The task
Pull every "this" line out of the data below.

[Records from a collection of figures]

..........

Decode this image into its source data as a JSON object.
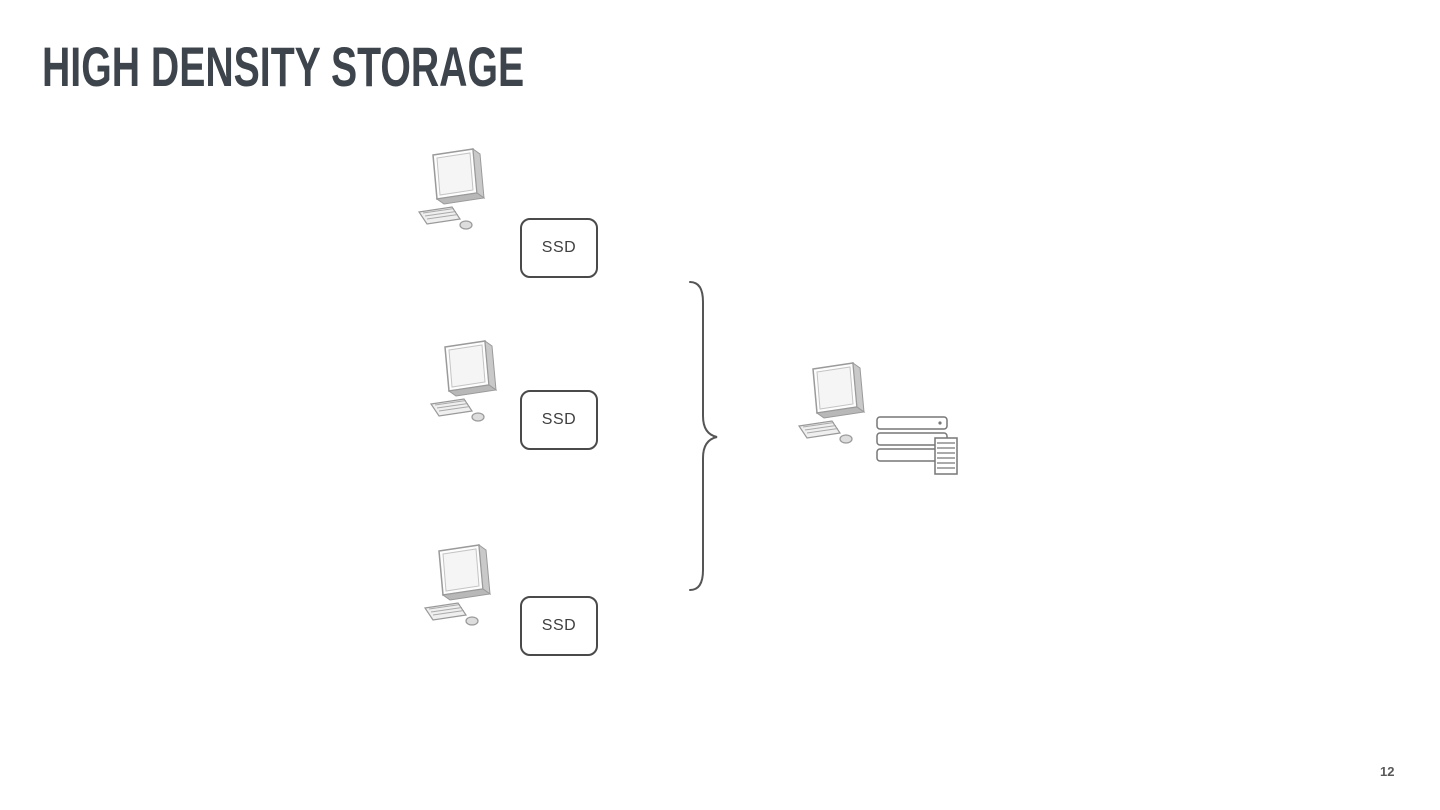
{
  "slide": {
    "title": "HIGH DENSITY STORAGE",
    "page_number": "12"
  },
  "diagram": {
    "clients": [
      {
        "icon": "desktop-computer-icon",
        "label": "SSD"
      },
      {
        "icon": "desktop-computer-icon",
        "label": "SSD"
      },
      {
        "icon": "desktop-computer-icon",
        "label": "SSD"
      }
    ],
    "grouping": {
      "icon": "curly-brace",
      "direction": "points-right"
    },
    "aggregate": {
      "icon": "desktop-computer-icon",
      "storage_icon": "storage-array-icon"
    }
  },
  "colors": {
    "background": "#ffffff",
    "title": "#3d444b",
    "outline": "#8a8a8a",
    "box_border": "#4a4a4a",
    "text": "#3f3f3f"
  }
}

..........

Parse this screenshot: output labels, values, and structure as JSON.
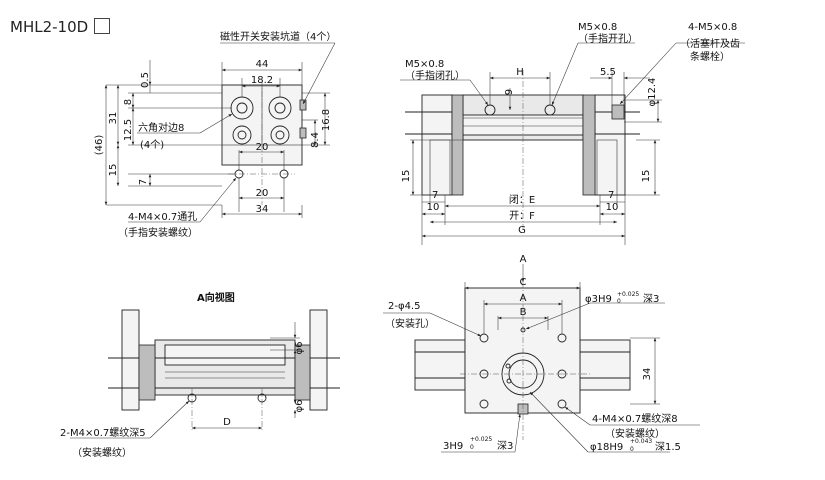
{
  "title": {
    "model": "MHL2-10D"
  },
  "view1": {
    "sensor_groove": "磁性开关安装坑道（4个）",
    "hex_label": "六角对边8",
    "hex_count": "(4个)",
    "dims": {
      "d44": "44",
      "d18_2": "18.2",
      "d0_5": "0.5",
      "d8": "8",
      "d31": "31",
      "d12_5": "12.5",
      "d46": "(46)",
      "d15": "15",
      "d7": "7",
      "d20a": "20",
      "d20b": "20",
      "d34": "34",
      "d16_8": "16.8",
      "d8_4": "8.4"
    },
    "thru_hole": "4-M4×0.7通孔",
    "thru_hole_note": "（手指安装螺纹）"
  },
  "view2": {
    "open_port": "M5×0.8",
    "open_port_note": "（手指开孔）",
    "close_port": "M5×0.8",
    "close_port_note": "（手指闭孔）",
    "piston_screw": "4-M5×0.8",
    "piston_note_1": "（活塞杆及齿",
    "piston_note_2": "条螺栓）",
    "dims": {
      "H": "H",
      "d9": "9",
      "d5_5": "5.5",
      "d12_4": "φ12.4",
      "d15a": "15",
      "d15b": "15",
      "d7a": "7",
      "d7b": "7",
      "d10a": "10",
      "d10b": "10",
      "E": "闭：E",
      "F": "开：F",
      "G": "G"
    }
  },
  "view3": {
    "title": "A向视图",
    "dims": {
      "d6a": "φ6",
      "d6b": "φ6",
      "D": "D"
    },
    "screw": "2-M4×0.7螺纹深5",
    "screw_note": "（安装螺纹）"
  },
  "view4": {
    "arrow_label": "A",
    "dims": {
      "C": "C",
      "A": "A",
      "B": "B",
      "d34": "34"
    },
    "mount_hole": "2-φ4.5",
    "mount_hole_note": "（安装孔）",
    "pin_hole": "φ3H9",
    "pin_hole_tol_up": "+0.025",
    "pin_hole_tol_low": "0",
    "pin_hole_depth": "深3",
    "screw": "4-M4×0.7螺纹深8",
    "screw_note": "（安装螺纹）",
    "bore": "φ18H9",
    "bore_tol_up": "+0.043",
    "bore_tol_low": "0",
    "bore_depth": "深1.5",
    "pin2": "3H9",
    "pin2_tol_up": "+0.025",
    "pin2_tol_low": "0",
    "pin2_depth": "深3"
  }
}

..........

Exercise answer
Decode this image into its source data as a JSON object.
Parse this screenshot: output labels, values, and structure as JSON.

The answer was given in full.